EXTRACTED INFORMATION:
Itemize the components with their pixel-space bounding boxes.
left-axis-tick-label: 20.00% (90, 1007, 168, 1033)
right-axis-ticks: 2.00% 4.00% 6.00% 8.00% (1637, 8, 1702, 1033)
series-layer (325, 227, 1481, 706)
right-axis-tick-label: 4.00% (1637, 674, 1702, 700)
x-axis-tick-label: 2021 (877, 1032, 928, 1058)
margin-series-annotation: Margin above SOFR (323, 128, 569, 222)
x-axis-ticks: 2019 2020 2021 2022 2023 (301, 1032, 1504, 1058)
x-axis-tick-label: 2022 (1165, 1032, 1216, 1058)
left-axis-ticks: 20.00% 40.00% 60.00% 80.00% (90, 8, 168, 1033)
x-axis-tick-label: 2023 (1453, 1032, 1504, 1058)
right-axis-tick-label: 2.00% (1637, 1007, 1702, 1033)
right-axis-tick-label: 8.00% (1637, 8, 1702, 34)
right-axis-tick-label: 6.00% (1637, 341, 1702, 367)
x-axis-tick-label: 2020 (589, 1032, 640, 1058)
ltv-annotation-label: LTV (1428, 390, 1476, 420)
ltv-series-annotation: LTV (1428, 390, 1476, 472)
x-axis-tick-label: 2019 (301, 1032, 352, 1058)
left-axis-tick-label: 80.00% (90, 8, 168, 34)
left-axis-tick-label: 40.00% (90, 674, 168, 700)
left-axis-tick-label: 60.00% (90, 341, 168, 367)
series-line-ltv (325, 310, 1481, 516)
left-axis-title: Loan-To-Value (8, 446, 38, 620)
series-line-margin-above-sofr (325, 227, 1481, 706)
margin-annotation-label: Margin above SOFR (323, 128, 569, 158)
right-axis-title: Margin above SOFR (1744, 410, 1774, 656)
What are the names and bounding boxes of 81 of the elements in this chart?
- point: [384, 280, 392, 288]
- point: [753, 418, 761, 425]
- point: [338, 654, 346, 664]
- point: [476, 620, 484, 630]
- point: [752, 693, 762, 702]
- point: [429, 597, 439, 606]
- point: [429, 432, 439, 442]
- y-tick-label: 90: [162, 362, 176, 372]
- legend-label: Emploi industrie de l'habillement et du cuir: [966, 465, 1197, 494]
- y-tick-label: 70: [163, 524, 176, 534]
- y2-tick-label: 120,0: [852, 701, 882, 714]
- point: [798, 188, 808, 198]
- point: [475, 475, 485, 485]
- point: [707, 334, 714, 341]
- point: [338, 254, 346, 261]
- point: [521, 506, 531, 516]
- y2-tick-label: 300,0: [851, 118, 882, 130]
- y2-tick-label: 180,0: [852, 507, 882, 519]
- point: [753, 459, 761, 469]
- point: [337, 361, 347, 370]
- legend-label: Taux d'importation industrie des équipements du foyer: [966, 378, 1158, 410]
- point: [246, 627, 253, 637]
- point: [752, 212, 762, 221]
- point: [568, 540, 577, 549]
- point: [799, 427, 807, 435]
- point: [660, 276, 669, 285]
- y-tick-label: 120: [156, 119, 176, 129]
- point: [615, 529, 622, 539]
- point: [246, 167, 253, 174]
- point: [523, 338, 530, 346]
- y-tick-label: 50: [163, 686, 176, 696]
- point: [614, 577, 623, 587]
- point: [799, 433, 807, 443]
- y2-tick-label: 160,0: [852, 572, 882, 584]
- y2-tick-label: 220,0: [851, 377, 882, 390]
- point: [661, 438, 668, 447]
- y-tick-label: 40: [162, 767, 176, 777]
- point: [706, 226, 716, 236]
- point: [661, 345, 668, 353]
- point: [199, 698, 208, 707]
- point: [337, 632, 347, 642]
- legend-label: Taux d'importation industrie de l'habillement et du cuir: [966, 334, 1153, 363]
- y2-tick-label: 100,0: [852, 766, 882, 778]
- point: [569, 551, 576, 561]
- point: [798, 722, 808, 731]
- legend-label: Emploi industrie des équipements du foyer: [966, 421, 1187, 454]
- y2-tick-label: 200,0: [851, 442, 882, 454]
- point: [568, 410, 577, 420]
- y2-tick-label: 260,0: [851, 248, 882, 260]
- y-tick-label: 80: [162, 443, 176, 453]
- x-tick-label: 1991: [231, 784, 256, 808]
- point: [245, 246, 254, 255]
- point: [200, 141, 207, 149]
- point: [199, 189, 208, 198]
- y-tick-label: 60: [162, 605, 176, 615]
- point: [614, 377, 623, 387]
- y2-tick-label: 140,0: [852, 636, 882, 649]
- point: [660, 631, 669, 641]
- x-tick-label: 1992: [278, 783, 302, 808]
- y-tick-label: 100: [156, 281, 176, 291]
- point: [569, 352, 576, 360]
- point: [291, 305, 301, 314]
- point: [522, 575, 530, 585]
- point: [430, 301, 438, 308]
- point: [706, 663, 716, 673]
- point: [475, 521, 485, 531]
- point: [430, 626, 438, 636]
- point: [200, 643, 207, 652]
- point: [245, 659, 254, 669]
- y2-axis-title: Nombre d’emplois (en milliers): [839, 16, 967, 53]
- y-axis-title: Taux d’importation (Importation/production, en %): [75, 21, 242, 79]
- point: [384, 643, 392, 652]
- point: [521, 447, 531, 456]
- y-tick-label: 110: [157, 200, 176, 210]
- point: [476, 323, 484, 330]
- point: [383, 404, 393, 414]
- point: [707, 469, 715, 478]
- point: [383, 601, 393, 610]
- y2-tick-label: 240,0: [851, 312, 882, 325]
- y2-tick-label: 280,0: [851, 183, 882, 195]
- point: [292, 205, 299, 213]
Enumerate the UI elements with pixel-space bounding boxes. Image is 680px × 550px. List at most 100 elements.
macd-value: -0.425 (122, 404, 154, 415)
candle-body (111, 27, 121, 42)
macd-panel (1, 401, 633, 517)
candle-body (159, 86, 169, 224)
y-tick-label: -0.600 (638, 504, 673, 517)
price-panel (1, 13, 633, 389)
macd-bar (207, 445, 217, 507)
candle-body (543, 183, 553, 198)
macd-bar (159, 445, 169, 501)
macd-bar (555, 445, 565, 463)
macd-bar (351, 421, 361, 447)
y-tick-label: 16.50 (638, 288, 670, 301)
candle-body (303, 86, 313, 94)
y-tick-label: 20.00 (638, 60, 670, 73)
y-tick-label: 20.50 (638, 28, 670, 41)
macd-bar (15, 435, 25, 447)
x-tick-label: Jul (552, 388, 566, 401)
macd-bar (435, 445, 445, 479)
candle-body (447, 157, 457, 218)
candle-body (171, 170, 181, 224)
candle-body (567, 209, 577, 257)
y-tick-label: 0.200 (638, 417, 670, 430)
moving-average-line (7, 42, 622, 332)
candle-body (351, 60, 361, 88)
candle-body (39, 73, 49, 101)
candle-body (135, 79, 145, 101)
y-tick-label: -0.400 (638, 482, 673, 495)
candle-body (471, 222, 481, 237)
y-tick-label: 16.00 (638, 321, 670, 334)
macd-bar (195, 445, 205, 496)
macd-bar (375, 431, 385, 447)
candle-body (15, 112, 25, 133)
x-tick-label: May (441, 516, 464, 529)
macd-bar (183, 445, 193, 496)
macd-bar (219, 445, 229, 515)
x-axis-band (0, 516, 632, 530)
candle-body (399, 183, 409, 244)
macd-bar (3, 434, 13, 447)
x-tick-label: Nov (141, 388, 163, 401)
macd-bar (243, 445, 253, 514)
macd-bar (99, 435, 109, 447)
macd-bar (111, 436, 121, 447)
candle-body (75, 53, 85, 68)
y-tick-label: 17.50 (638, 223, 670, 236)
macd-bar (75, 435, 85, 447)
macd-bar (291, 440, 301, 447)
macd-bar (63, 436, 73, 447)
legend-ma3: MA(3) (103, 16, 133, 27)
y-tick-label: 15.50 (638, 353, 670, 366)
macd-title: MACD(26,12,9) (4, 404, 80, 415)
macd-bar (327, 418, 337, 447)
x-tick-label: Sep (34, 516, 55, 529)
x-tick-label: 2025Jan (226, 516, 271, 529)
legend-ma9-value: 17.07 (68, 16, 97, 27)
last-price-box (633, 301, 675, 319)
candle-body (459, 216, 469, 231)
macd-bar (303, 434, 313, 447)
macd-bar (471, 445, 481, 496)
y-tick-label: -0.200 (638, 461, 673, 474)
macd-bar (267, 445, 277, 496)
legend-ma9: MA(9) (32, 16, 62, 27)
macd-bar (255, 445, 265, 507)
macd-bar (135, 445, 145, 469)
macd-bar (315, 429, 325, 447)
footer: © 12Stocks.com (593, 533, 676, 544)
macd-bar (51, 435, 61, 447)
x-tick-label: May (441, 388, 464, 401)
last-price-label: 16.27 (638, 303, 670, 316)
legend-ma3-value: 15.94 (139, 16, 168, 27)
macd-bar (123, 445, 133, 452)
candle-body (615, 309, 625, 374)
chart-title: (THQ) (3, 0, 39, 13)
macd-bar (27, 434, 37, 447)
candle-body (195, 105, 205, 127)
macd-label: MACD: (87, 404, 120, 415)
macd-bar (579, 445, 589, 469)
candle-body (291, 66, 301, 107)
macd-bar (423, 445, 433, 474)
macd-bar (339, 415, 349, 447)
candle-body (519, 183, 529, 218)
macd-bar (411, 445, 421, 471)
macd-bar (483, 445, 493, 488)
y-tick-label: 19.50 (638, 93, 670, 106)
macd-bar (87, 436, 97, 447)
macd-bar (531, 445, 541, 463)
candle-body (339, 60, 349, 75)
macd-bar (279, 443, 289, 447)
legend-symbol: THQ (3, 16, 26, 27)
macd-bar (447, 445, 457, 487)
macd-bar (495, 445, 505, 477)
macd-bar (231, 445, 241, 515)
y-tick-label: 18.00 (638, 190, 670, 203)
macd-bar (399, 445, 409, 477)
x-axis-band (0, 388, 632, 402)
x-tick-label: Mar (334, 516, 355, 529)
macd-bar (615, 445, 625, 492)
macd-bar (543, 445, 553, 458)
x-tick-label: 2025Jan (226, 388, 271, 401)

WHAT IS EXPECTED: Rewrite the lines starting at the first one and ending at the one containing "x-axis-tick-label: 2021 (877, 1032, 928, 1058)", changing every "right-axis" to "secondary-axis" and leaving everything else as it is.

RESULT FOR THIS EXERCISE:
Itemize the components with their pixel-space bounding boxes.
left-axis-tick-label: 20.00% (90, 1007, 168, 1033)
secondary-axis-ticks: 2.00% 4.00% 6.00% 8.00% (1637, 8, 1702, 1033)
series-layer (325, 227, 1481, 706)
secondary-axis-tick-label: 4.00% (1637, 674, 1702, 700)
x-axis-tick-label: 2021 (877, 1032, 928, 1058)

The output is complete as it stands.